__What is being asked__. Go through the entries and count the lines with the string "Glenville" in them. Give only that number.

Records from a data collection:
┄┄┄┄┄┄┄┄┄┄┄┄┄┄┄┄┄┄┄┄
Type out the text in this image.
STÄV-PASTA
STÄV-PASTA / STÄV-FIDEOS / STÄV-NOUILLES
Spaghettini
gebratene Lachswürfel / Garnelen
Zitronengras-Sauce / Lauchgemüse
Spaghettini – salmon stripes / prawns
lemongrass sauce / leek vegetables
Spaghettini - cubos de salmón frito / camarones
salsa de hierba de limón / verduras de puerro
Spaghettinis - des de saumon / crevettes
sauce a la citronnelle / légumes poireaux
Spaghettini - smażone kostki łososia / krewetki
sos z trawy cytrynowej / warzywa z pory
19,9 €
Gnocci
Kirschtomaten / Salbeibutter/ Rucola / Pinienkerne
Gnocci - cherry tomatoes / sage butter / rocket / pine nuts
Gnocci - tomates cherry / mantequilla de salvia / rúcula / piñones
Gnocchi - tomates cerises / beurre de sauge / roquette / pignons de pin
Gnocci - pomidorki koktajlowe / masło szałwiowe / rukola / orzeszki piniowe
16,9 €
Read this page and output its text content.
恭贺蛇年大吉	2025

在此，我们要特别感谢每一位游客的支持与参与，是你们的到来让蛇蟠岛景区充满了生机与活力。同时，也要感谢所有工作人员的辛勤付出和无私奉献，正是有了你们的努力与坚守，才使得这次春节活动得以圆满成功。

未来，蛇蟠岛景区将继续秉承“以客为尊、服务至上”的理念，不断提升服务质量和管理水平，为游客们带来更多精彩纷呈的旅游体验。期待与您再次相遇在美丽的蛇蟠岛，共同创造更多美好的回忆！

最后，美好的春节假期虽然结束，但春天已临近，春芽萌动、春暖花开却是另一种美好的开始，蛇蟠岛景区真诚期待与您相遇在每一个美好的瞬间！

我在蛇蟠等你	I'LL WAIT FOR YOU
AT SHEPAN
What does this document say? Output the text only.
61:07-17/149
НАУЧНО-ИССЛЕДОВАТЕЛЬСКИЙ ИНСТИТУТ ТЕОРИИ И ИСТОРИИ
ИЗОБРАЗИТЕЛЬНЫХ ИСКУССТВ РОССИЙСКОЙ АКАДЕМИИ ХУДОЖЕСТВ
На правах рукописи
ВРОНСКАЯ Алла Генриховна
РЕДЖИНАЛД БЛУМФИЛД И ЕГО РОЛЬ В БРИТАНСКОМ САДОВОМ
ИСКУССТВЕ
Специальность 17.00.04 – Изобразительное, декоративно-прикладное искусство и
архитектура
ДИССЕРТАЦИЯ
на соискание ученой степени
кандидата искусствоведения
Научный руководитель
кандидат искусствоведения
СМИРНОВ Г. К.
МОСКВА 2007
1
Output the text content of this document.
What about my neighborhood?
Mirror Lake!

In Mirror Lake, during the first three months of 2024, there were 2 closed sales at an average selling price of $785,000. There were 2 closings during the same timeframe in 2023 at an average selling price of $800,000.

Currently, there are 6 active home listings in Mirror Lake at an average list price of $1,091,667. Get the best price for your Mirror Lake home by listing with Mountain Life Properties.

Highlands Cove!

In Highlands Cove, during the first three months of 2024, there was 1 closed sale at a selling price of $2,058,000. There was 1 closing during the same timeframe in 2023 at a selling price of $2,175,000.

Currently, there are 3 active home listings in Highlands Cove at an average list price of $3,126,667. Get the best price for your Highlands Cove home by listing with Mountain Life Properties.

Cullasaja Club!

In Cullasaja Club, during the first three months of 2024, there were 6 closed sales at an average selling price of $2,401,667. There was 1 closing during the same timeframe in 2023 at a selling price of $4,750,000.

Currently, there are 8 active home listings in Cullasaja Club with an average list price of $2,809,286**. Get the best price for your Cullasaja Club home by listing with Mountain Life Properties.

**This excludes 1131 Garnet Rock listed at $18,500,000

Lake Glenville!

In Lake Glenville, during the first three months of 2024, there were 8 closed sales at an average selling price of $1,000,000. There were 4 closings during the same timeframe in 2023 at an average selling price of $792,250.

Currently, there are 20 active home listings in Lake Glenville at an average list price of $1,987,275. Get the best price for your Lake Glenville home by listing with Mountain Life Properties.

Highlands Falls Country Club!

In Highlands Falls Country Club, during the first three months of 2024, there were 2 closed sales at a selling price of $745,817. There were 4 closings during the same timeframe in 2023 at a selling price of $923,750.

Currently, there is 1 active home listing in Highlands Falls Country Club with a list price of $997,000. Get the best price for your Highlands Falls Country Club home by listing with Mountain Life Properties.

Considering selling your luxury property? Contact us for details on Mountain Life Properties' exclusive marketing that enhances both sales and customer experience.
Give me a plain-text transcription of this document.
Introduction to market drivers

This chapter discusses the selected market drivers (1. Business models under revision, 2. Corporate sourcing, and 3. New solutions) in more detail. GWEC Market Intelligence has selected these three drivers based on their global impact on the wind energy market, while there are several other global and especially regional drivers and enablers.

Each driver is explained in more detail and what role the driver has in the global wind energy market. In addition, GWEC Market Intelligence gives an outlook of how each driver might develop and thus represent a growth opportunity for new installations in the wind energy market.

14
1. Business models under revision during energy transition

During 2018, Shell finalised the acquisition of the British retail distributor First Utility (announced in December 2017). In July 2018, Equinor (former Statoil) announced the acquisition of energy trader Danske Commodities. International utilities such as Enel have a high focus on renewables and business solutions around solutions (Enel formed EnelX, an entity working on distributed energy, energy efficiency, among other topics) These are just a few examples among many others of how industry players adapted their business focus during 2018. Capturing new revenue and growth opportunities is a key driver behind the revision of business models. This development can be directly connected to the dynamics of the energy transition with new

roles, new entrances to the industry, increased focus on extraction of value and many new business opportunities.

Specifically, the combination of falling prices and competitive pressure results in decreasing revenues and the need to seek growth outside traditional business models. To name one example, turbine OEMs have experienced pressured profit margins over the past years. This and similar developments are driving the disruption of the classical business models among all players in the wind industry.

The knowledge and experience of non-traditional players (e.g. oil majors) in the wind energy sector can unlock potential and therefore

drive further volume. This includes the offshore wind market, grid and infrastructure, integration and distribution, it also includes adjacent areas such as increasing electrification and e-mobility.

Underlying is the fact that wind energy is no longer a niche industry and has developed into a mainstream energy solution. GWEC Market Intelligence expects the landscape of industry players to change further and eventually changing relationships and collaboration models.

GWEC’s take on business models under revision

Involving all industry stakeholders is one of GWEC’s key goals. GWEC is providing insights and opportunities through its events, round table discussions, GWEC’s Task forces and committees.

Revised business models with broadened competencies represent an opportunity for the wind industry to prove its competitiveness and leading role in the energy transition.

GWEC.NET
┄┄┄┄┄┄┄┄┄┄┄┄┄┄┄┄┄┄┄┄
__Task answer__. 3